◆ Request
Search the records for the word "States" and pick out every line that has it.

◆ Given entries
▼▼▼

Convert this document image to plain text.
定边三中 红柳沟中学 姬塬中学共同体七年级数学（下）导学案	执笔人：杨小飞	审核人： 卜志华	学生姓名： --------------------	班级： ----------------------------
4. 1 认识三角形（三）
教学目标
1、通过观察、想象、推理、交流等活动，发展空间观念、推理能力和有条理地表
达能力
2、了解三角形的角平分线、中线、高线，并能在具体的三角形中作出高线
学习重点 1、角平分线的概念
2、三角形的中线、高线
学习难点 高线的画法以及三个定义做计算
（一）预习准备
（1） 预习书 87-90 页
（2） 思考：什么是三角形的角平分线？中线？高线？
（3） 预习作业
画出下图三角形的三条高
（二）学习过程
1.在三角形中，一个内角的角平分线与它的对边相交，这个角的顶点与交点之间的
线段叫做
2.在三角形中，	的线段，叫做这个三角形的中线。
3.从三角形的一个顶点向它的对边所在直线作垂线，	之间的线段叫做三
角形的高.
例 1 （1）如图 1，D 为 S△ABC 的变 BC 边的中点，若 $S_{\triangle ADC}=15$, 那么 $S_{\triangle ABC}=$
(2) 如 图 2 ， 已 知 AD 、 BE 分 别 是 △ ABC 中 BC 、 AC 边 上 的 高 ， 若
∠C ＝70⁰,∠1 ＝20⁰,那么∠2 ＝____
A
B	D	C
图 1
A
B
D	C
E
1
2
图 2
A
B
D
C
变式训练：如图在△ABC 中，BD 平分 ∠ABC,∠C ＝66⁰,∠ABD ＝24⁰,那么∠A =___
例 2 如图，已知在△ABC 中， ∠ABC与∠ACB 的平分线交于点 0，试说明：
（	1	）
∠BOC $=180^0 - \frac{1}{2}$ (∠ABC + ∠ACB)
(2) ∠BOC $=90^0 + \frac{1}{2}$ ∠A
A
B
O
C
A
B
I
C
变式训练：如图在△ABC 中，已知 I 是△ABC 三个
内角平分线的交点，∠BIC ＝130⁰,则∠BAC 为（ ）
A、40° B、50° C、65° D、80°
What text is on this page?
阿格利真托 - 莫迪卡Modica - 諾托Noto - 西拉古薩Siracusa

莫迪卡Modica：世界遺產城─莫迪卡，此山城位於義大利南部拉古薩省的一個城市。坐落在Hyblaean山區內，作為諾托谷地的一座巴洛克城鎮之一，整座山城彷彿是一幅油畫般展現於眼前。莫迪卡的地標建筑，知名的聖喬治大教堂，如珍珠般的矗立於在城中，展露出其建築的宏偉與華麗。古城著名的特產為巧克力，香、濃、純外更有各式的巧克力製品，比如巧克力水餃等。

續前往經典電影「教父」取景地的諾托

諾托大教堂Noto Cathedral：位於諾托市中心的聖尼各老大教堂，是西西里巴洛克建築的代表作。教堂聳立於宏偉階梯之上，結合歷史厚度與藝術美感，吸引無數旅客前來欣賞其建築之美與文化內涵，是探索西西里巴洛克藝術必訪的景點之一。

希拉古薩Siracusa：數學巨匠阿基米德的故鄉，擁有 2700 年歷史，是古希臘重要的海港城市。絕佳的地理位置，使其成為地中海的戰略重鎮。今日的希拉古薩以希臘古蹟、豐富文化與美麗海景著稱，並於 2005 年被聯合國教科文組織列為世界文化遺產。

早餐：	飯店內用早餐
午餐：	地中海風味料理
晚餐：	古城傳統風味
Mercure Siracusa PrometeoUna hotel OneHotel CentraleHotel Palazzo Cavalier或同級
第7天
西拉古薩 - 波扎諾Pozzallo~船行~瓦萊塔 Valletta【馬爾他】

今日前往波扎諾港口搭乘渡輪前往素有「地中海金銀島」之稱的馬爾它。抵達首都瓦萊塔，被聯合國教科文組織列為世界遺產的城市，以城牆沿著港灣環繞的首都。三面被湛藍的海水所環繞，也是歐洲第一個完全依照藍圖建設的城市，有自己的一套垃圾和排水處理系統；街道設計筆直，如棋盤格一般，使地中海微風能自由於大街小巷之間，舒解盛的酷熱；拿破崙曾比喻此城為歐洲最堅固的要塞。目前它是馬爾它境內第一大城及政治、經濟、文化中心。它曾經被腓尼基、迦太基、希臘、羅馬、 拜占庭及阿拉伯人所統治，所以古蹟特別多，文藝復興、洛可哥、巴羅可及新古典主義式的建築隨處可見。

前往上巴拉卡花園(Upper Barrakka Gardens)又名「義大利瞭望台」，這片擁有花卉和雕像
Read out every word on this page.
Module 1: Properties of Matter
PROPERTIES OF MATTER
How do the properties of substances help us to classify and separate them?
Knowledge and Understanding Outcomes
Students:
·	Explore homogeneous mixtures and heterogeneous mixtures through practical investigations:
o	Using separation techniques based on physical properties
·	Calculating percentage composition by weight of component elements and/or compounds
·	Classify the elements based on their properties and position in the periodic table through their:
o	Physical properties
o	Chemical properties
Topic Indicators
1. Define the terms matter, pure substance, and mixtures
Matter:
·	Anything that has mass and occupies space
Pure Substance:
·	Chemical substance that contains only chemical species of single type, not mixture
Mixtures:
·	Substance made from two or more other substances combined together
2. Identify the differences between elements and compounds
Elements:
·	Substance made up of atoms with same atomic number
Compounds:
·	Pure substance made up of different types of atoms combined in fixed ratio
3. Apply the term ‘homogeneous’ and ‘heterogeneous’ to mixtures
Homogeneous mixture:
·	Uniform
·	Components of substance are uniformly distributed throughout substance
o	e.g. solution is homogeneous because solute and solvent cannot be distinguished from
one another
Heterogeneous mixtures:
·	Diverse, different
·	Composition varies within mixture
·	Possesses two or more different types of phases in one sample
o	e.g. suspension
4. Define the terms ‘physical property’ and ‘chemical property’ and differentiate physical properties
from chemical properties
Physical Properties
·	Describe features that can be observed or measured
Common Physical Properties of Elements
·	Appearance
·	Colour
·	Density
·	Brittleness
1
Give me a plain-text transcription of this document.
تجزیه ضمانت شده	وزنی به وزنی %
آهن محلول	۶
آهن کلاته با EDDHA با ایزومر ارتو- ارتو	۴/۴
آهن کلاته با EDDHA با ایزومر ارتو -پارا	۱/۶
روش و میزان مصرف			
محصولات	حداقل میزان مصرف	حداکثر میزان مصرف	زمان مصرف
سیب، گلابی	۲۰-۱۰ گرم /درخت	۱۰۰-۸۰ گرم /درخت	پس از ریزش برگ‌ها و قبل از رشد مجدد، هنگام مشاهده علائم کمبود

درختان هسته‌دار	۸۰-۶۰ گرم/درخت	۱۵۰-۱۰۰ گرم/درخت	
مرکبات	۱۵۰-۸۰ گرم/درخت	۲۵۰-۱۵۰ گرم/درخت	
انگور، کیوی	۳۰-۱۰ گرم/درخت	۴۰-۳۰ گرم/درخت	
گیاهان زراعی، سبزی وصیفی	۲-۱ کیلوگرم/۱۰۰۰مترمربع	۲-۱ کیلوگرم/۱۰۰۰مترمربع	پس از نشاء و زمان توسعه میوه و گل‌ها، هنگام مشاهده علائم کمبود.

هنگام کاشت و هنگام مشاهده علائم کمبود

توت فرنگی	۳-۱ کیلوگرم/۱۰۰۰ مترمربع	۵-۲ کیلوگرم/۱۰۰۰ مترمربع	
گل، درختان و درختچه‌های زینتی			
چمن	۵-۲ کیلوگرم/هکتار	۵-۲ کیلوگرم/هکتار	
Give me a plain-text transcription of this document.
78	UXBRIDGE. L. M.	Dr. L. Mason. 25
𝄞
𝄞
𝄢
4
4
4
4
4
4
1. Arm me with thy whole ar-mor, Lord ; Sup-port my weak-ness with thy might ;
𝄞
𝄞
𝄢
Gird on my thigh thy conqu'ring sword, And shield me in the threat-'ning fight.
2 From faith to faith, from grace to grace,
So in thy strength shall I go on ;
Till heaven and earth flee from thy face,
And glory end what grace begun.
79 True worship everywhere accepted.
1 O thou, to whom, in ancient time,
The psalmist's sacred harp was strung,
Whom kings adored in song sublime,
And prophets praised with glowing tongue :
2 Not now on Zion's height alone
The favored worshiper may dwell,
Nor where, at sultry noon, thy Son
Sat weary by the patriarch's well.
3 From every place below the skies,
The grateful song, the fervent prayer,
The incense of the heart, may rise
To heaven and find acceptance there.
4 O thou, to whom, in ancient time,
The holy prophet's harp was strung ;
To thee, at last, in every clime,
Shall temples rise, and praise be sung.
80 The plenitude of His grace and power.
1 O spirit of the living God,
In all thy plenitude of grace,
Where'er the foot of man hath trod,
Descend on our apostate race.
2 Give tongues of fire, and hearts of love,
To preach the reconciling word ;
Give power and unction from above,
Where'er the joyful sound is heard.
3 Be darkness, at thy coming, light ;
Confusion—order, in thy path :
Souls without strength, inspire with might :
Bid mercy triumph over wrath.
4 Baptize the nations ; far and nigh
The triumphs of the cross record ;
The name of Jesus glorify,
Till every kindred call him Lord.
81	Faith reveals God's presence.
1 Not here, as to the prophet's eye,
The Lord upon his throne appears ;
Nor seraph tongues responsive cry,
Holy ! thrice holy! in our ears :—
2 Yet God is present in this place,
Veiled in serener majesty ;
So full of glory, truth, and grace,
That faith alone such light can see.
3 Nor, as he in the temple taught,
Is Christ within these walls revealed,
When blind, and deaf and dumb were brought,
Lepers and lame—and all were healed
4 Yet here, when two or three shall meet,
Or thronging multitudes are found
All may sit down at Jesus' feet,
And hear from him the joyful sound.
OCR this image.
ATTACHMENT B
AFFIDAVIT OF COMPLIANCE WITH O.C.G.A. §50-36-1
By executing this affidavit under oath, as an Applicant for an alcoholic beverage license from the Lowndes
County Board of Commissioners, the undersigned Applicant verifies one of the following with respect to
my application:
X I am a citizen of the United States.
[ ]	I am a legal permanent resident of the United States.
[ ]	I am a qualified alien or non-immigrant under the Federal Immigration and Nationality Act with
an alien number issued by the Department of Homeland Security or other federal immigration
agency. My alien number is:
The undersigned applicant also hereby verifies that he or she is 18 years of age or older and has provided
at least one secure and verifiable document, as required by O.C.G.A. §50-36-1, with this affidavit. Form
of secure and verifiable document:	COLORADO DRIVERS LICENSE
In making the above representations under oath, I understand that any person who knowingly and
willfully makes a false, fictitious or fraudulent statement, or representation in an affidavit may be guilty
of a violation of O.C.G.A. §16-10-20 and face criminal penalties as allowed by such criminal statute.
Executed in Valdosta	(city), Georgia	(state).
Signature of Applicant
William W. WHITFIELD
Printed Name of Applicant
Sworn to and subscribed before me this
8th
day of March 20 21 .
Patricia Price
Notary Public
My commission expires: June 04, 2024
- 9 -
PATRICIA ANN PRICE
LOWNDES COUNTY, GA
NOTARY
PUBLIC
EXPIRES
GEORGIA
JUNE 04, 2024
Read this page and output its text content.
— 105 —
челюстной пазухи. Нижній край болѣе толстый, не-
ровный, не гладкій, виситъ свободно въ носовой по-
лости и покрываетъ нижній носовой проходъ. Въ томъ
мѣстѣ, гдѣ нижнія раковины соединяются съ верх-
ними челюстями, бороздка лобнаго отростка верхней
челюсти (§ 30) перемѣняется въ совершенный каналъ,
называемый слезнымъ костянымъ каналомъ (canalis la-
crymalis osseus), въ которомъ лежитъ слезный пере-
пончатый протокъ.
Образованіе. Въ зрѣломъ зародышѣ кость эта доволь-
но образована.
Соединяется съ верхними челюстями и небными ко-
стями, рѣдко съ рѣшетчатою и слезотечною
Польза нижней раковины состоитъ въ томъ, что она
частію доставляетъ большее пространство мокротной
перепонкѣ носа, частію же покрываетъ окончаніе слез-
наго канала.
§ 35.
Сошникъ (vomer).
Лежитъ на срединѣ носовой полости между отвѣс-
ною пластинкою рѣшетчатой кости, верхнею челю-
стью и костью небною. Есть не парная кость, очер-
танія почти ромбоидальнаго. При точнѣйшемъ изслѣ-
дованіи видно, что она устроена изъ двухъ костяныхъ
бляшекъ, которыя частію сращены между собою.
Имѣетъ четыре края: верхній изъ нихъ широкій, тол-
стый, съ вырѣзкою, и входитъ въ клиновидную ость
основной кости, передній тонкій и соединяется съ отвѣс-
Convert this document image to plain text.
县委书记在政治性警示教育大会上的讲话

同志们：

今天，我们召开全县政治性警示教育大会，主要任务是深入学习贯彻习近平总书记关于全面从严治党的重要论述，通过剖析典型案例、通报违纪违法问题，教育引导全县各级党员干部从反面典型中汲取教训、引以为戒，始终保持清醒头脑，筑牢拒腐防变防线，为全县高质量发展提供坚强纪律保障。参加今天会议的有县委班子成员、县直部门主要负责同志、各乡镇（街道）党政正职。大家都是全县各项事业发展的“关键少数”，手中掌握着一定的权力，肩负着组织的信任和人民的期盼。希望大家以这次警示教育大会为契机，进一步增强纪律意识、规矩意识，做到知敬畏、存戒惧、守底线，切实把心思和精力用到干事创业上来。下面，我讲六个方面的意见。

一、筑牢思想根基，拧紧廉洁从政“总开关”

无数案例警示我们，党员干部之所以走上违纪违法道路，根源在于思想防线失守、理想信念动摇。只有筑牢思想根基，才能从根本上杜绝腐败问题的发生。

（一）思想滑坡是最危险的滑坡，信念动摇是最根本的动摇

▲▲▲

◆ Answer to this exercise
X I am a citizen of the United States.
[ ]	I am a legal permanent resident of the United States.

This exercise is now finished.